→ RECORDS TO USE
————————
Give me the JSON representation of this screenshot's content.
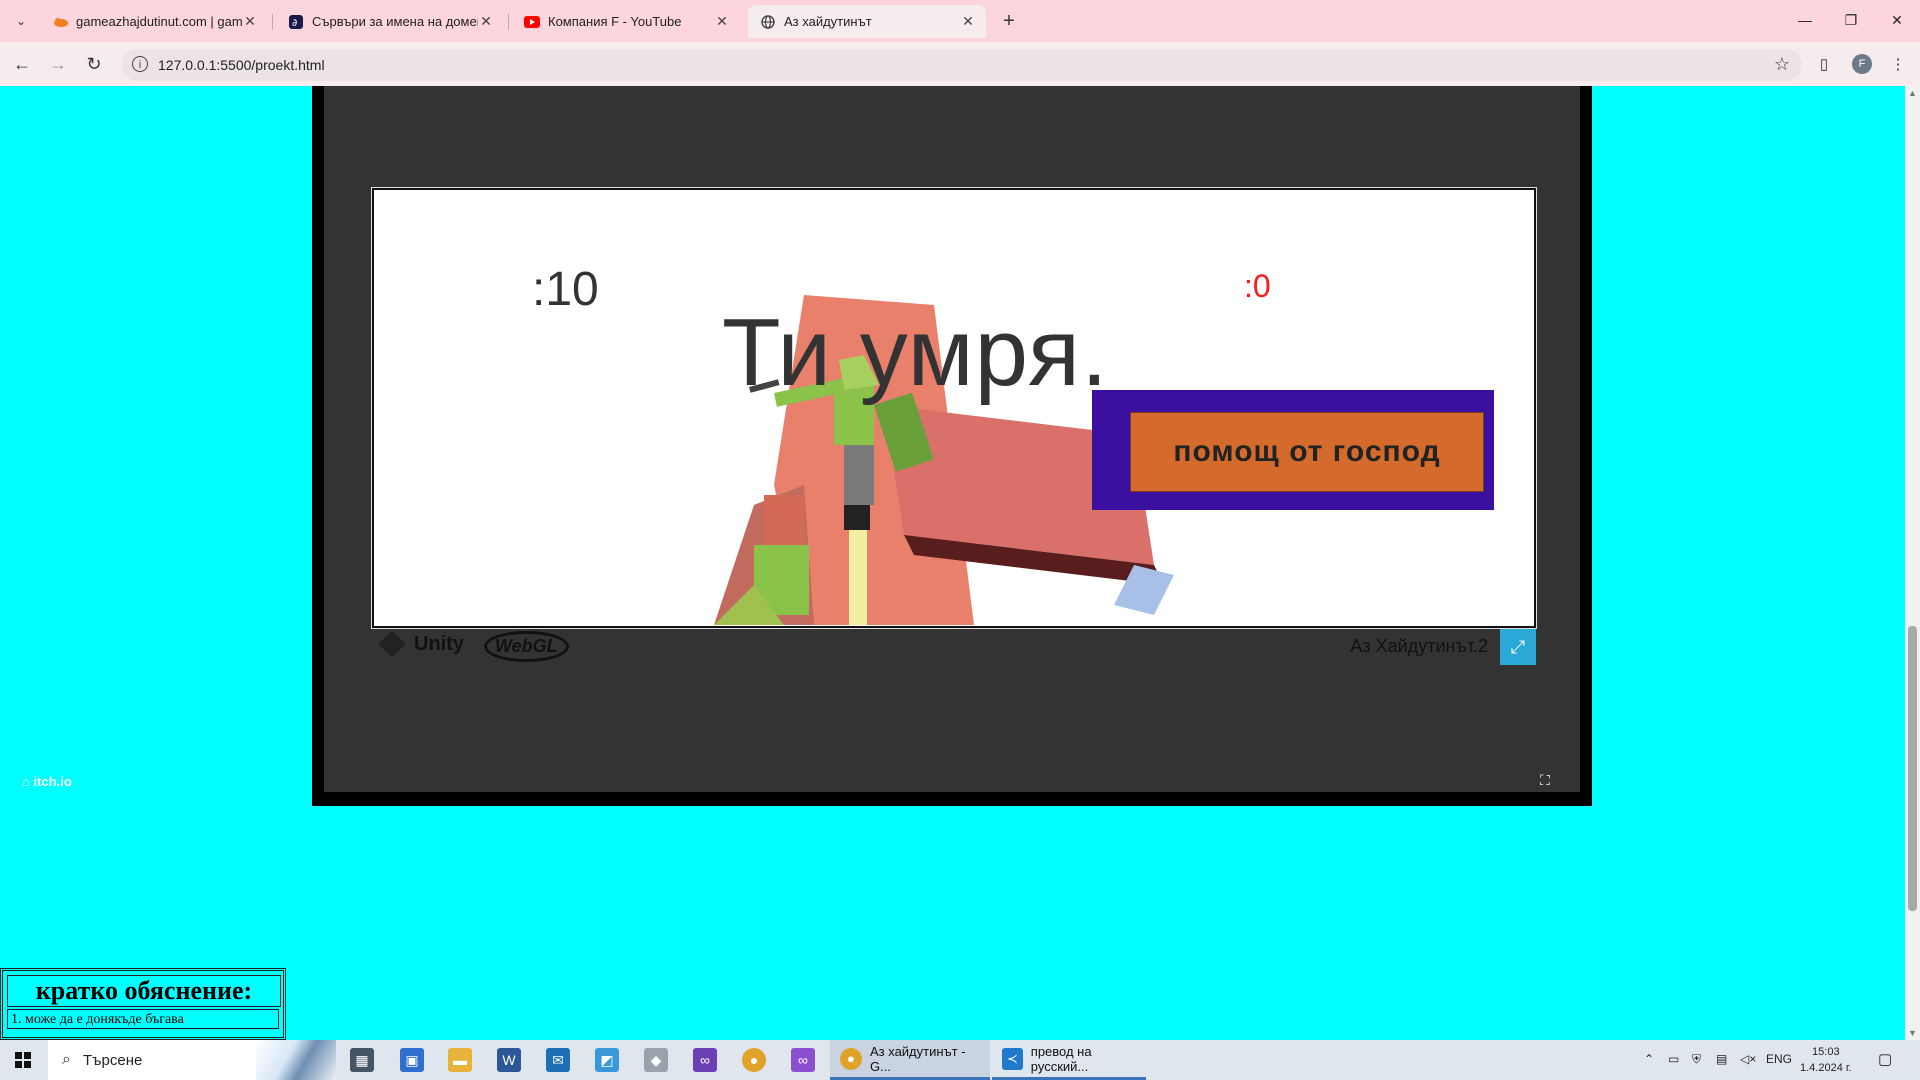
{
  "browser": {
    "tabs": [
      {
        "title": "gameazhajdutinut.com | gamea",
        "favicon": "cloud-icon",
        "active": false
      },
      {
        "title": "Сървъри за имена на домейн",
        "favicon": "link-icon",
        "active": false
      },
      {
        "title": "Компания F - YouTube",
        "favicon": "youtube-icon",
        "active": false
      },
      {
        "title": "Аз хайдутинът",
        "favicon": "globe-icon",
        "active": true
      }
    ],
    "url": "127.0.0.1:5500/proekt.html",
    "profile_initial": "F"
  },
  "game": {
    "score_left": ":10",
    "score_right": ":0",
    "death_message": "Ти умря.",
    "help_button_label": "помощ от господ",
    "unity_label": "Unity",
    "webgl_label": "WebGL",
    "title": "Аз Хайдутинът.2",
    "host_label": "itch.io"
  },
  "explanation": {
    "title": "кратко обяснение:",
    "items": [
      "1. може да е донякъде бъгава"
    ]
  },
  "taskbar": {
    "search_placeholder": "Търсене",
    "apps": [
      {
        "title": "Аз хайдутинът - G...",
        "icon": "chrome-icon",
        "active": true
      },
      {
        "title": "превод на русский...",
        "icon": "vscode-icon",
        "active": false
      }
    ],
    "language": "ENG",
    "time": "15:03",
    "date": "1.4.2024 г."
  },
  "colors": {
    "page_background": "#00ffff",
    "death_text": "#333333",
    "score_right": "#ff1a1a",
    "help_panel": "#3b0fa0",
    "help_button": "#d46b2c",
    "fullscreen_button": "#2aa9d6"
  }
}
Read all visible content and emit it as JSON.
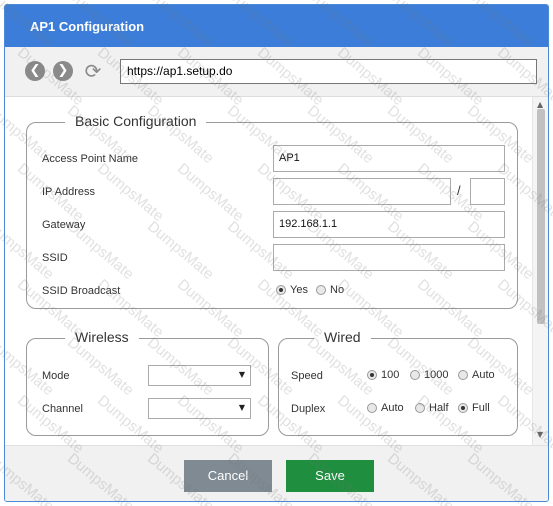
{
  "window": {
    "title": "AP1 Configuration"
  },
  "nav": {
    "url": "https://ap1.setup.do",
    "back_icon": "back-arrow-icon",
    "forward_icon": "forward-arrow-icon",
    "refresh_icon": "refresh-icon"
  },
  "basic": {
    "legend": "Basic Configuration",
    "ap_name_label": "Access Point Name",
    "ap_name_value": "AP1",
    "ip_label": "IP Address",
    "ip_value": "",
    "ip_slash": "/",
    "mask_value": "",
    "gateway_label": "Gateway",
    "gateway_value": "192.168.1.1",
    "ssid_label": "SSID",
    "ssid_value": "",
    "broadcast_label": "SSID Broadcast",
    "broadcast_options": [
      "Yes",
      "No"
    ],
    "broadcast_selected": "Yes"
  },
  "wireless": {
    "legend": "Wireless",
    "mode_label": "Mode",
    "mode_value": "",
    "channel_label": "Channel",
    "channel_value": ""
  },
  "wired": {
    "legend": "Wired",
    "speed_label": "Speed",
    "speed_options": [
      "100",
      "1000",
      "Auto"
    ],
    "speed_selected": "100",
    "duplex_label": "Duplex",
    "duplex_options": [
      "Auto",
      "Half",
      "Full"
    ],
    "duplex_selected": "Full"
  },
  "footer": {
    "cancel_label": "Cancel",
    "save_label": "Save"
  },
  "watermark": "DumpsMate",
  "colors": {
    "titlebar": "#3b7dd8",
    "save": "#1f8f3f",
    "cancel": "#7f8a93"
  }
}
————————
→ TASK REQUIREMENTS
Images do not belong in the copy; reproduce all other parts of the records above verbatim.

→ THE REPLY
Give me the JSON representation of this screenshot's content.
{
  "browser": {
    "tabs": [
      {
        "title": "gameazhajdutinut.com | gamea",
        "favicon": "cloud-icon",
        "active": false
      },
      {
        "title": "Сървъри за имена на домейн",
        "favicon": "link-icon",
        "active": false
      },
      {
        "title": "Компания F - YouTube",
        "favicon": "youtube-icon",
        "active": false
      },
      {
        "title": "Аз хайдутинът",
        "favicon": "globe-icon",
        "active": true
      }
    ],
    "url": "127.0.0.1:5500/proekt.html",
    "profile_initial": "F"
  },
  "game": {
    "score_left": ":10",
    "score_right": ":0",
    "death_message": "Ти умря.",
    "help_button_label": "помощ от господ",
    "unity_label": "Unity",
    "webgl_label": "WebGL",
    "title": "Аз Хайдутинът.2",
    "host_label": "itch.io"
  },
  "explanation": {
    "title": "кратко обяснение:",
    "items": [
      "1. може да е донякъде бъгава"
    ]
  },
  "taskbar": {
    "search_placeholder": "Търсене",
    "apps": [
      {
        "title": "Аз хайдутинът - G...",
        "icon": "chrome-icon",
        "active": true
      },
      {
        "title": "превод на русский...",
        "icon": "vscode-icon",
        "active": false
      }
    ],
    "language": "ENG",
    "time": "15:03",
    "date": "1.4.2024 г."
  },
  "colors": {
    "page_background": "#00ffff",
    "death_text": "#333333",
    "score_right": "#ff1a1a",
    "help_panel": "#3b0fa0",
    "help_button": "#d46b2c",
    "fullscreen_button": "#2aa9d6"
  }
}
Read all visible content and emit it as JSON.
{
  "window": {
    "title": "AP1 Configuration"
  },
  "nav": {
    "url": "https://ap1.setup.do",
    "back_icon": "back-arrow-icon",
    "forward_icon": "forward-arrow-icon",
    "refresh_icon": "refresh-icon"
  },
  "basic": {
    "legend": "Basic Configuration",
    "ap_name_label": "Access Point Name",
    "ap_name_value": "AP1",
    "ip_label": "IP Address",
    "ip_value": "",
    "ip_slash": "/",
    "mask_value": "",
    "gateway_label": "Gateway",
    "gateway_value": "192.168.1.1",
    "ssid_label": "SSID",
    "ssid_value": "",
    "broadcast_label": "SSID Broadcast",
    "broadcast_options": [
      "Yes",
      "No"
    ],
    "broadcast_selected": "Yes"
  },
  "wireless": {
    "legend": "Wireless",
    "mode_label": "Mode",
    "mode_value": "",
    "channel_label": "Channel",
    "channel_value": ""
  },
  "wired": {
    "legend": "Wired",
    "speed_label": "Speed",
    "speed_options": [
      "100",
      "1000",
      "Auto"
    ],
    "speed_selected": "100",
    "duplex_label": "Duplex",
    "duplex_options": [
      "Auto",
      "Half",
      "Full"
    ],
    "duplex_selected": "Full"
  },
  "footer": {
    "cancel_label": "Cancel",
    "save_label": "Save"
  },
  "watermark": "DumpsMate",
  "colors": {
    "titlebar": "#3b7dd8",
    "save": "#1f8f3f",
    "cancel": "#7f8a93"
  }
}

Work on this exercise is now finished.